** Begin EXTRACTED ENTRIES **

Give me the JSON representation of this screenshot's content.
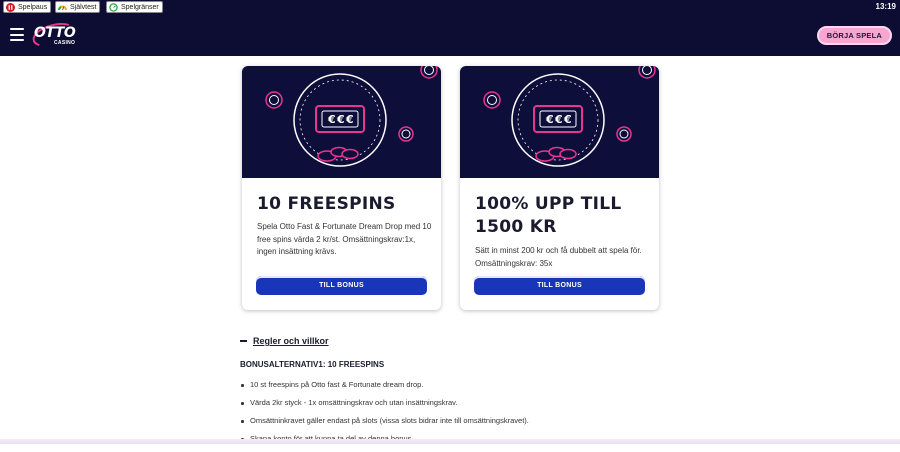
{
  "spelpaus_bar": {
    "buttons": [
      {
        "label": "Spelpaus",
        "icon": "spelpaus-icon"
      },
      {
        "label": "Självtest",
        "icon": "sjalvtest-icon"
      },
      {
        "label": "Spelgränser",
        "icon": "spelgranser-icon"
      }
    ],
    "clock": "13:19"
  },
  "header": {
    "logo_text": "OTTO",
    "logo_sub": "CASINO",
    "cta_label": "BÖRJA SPELA"
  },
  "offers": [
    {
      "title": "10 FREESPINS",
      "text": "Spela Otto Fast & Fortunate Dream Drop med 10 free spins värda 2 kr/st. Omsättningskrav:1x, ingen insättning krävs.",
      "button": "TILL BONUS"
    },
    {
      "title": "100% UPP TILL 1500 KR",
      "text": "Sätt in minst 200 kr och få dubbelt att spela för. Omsättningskrav: 35x",
      "button": "TILL BONUS"
    }
  ],
  "terms": {
    "heading": "Regler och villkor",
    "subheading": "BONUSALTERNATIV1: 10 FREESPINS",
    "items": [
      "10 st freespins på Otto fast & Fortunate dream drop.",
      "Värda 2kr styck - 1x omsättningskrav och utan insättningskrav.",
      "Omsättninkravet gäller endast på slots (vissa slots bidrar inte till omsättningskravet).",
      "Skapa konto för att kunna ta del av denna bonus"
    ]
  },
  "colors": {
    "navy": "#0d0d33",
    "pink": "#e8358f",
    "cta_bg": "#f7a6d2",
    "button_blue": "#1a36b8"
  }
}
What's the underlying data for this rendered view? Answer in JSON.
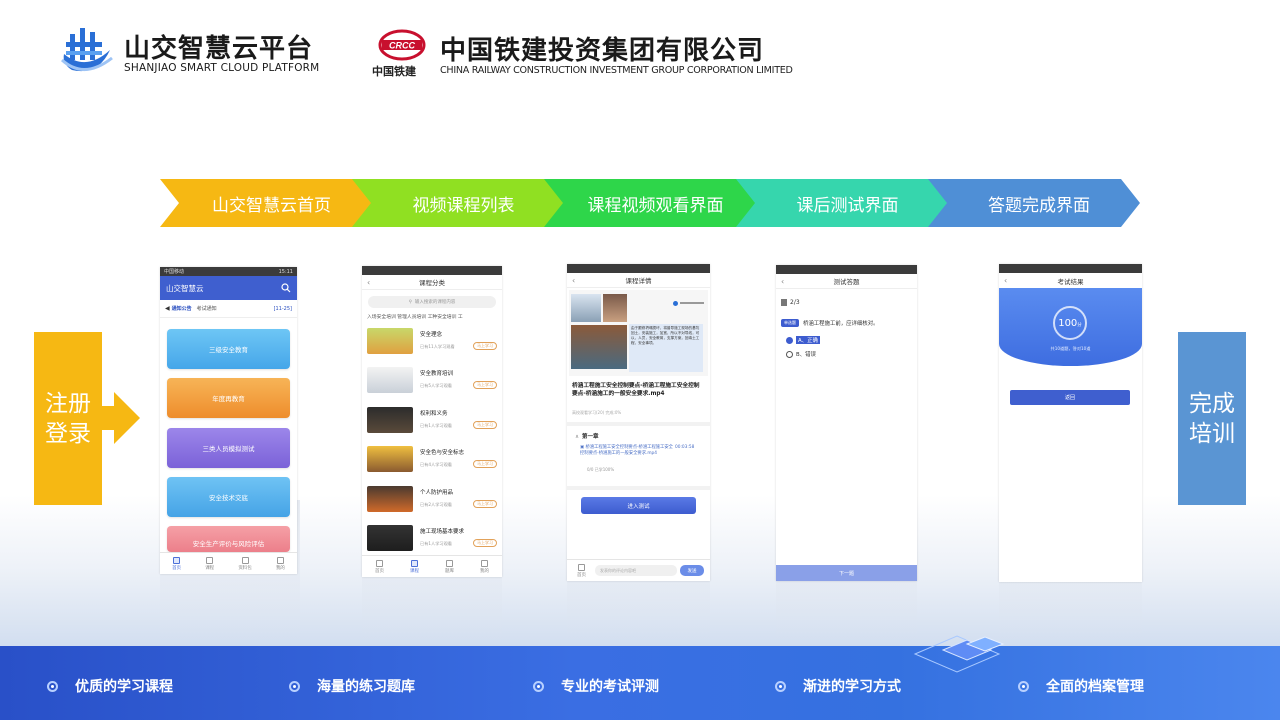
{
  "header": {
    "logo1_cn": "山交智慧云平台",
    "logo1_en": "SHANJIAO SMART CLOUD PLATFORM",
    "logo2_emblem": "中国铁建",
    "logo2_cn": "中国铁建投资集团有限公司",
    "logo2_en": "CHINA RAILWAY CONSTRUCTION INVESTMENT GROUP CORPORATION LIMITED"
  },
  "steps": [
    "山交智慧云首页",
    "视频课程列表",
    "课程视频观看界面",
    "课后测试界面",
    "答题完成界面"
  ],
  "step_colors": [
    "#f6b813",
    "#90e022",
    "#2ed64a",
    "#36d6ad",
    "#4f8fd6"
  ],
  "left_label": "注册\n登录",
  "right_label": "完成\n培训",
  "phone1": {
    "status_left": "中国移动",
    "status_right": "15:11",
    "title": "山交智慧云",
    "notice_tag": "通知公告",
    "notice_text": "考试通知",
    "notice_date": "[11-25]",
    "buttons": [
      "三级安全教育",
      "年度再教育",
      "三类人员模拟测试",
      "安全技术交底",
      "安全生产评价与风险评估"
    ],
    "tabs": [
      "首页",
      "课程",
      "资料包",
      "我的"
    ]
  },
  "phone2": {
    "title": "课程分类",
    "search_placeholder": "输入搜索的课程内容",
    "filters": "入场安全培训  管理人员培训  工种安全培训  工",
    "courses": [
      {
        "name": "安全理念",
        "meta": "已有11人学习观看",
        "btn": "马上学习"
      },
      {
        "name": "安全教育培训",
        "meta": "已有5人学习观看",
        "btn": "马上学习"
      },
      {
        "name": "权利和义务",
        "meta": "已有1人学习观看",
        "btn": "马上学习"
      },
      {
        "name": "安全色与安全标志",
        "meta": "已有4人学习观看",
        "btn": "马上学习"
      },
      {
        "name": "个人防护用品",
        "meta": "已有2人学习观看",
        "btn": "马上学习"
      },
      {
        "name": "施工现场基本要求",
        "meta": "已有1人学习观看",
        "btn": "马上学习"
      }
    ],
    "tabs": [
      "首页",
      "课程",
      "题库",
      "我的"
    ]
  },
  "phone3": {
    "title": "课程详情",
    "video_text": "由于跟修坍塌损坏，将普导施工现场的基坑回土，安装施工，加宽，所以不对导线，可以，人员，安全教育，支撑方案，回填土工程，安全事项。",
    "course_title": "桥涵工程施工安全控制要点-桥涵工程施工安全控制要点-桥涵施工的一般安全要求.mp4",
    "course_meta": "高校观看学习(20)   完成:0%",
    "chapter": "第一章",
    "lesson": "桥涵工程施工安全控制要点-桥涵工程施工安全控制要点-桥涵施工的一般安全要求.mp4",
    "lesson_time": "00:03:58",
    "lesson_progress": "0/0 已学100%",
    "enter_btn": "进入测试",
    "comment_placeholder": "发表你的评论内容吧",
    "send_btn": "发送",
    "home_label": "首页"
  },
  "phone4": {
    "title": "测试答题",
    "progress": "2/3",
    "qtype": "单选题",
    "question": "桥涵工程施工前，应详细核对。",
    "options": [
      "A、正确",
      "B、错误"
    ],
    "next_btn": "下一题"
  },
  "phone5": {
    "title": "考试结果",
    "score": "100",
    "score_unit": "分",
    "summary": "共10道题，答对10道",
    "back_btn": "返回"
  },
  "features": [
    "优质的学习课程",
    "海量的练习题库",
    "专业的考试评测",
    "渐进的学习方式",
    "全面的档案管理"
  ]
}
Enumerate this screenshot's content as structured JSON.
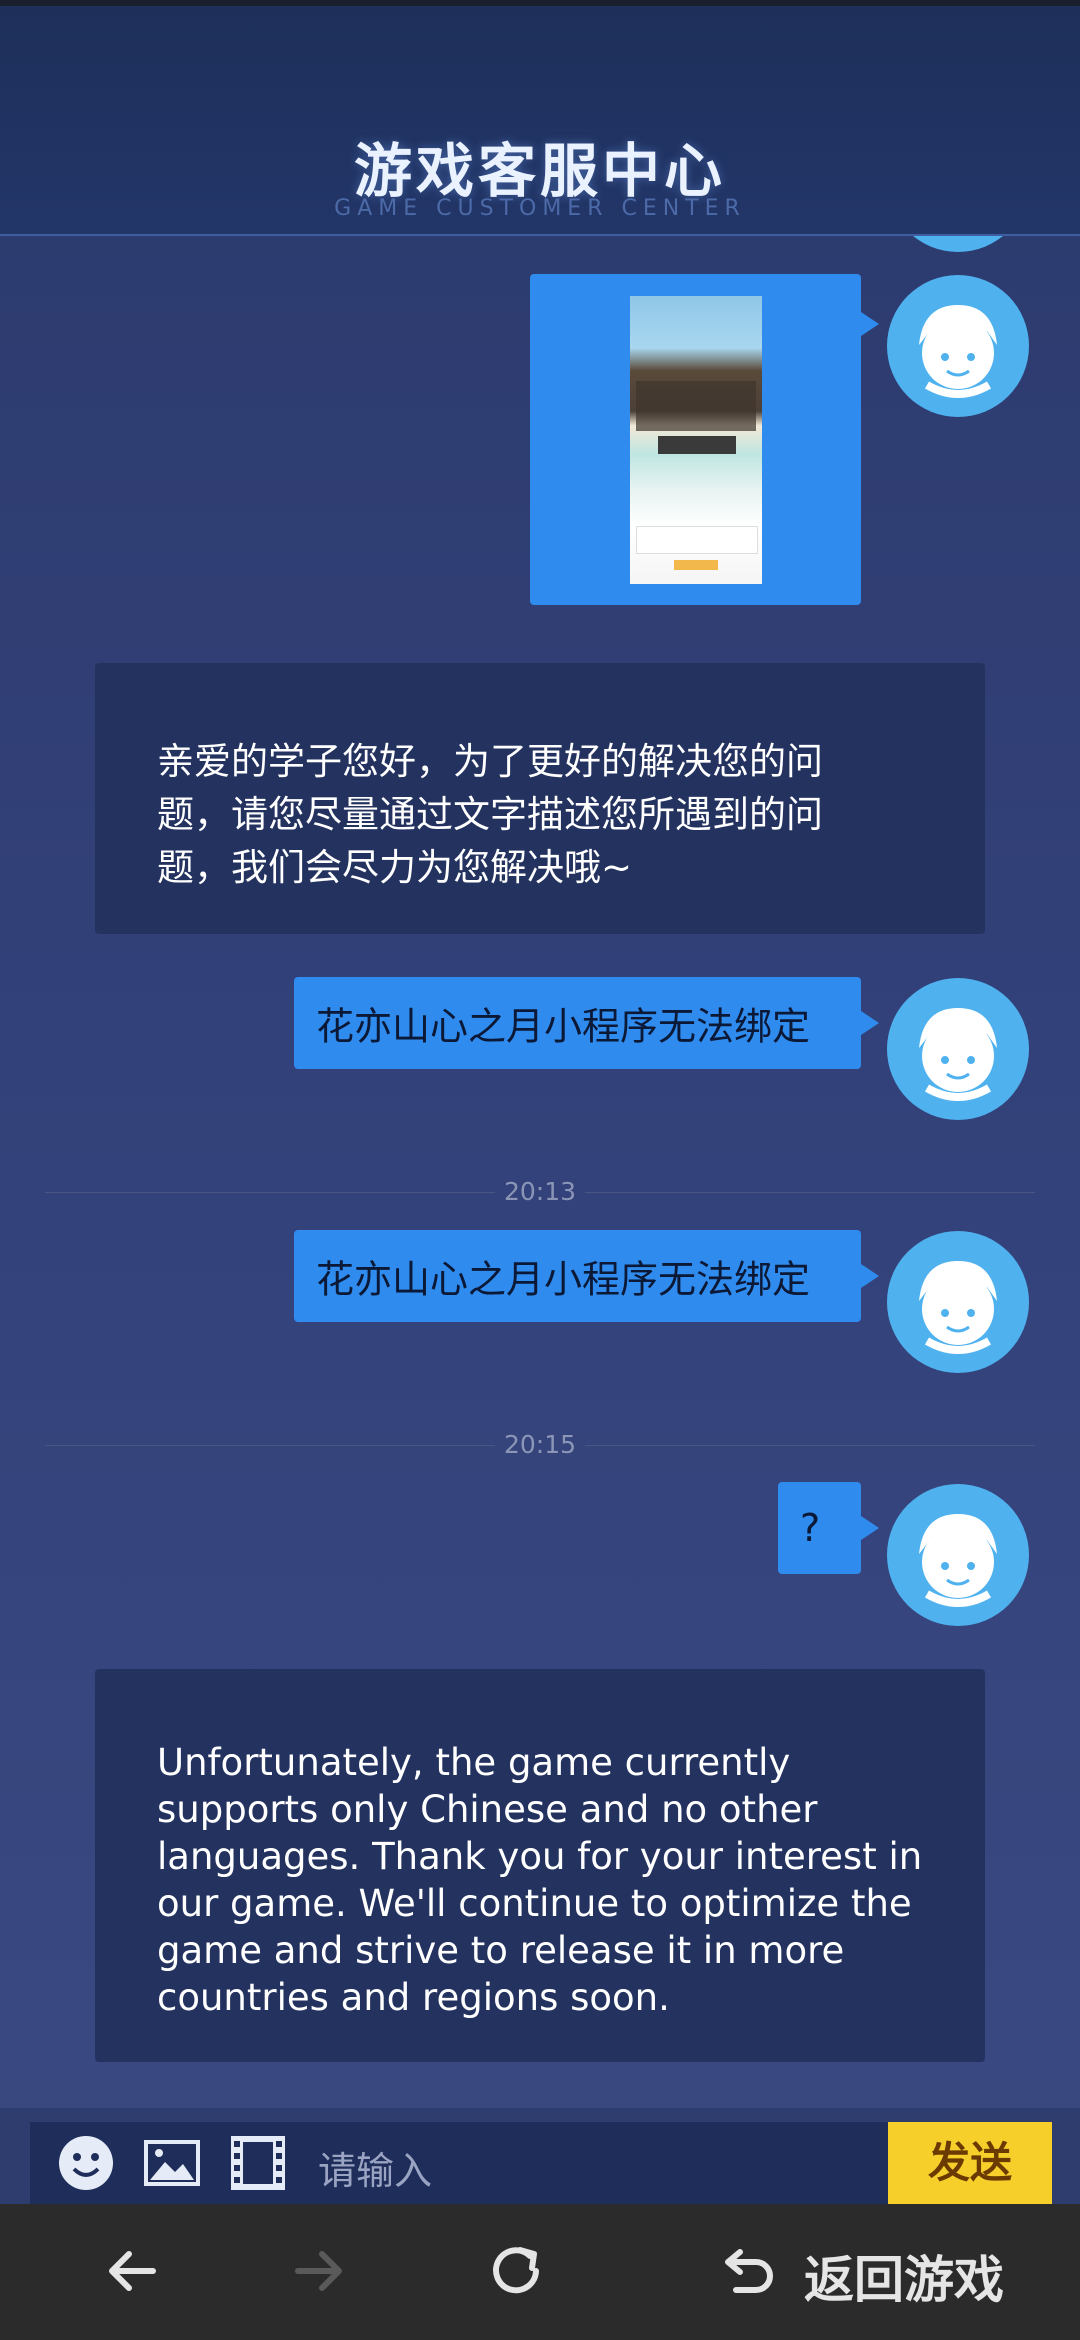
{
  "header": {
    "title": "游戏客服中心",
    "subtitle": "GAME CUSTOMER CENTER"
  },
  "messages": {
    "agent_1": {
      "lines": [
        "亲爱的学子您好，为了更好的解决您的问",
        "题，请您尽量通过文字描述您所遇到的问",
        "题，我们会尽力为您解决哦~"
      ]
    },
    "user_1": {
      "text": "花亦山心之月小程序无法绑定"
    },
    "time_1": "20:13",
    "user_2": {
      "text": "花亦山心之月小程序无法绑定"
    },
    "time_2": "20:15",
    "user_3": {
      "text": "?"
    },
    "agent_2": {
      "lines": [
        "Unfortunately, the game currently",
        "supports only Chinese and no other",
        "languages. Thank you for your interest in",
        "our game. We'll continue to optimize the",
        "game and strive to release it in more",
        "countries and regions soon."
      ]
    }
  },
  "input": {
    "placeholder": "请输入",
    "send_label": "发送",
    "tools": [
      "emoji-icon",
      "image-icon",
      "video-icon"
    ]
  },
  "nav": {
    "back_icon": "arrow-left-icon",
    "forward_icon": "arrow-right-icon",
    "refresh_icon": "refresh-icon",
    "return_icon": "return-icon",
    "return_label": "返回游戏"
  },
  "colors": {
    "user_bubble": "#2f8cee",
    "agent_bubble": "#23325f",
    "avatar": "#4fb2ef",
    "send_button": "#f6cf2a"
  }
}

** End EXTRACTED ENTRIES **

» **TASK DETAILS**:
Look through the entries above and report each line where the string "name" occurs.

» **RESPONSE TO THIS TASK**:
        "name": "安全理念",
        "name": "安全教育培训",
        "name": "权利和义务",
        "name": "安全色与安全标志",
        "name": "个人防护用品",
        "name": "施工现场基本要求",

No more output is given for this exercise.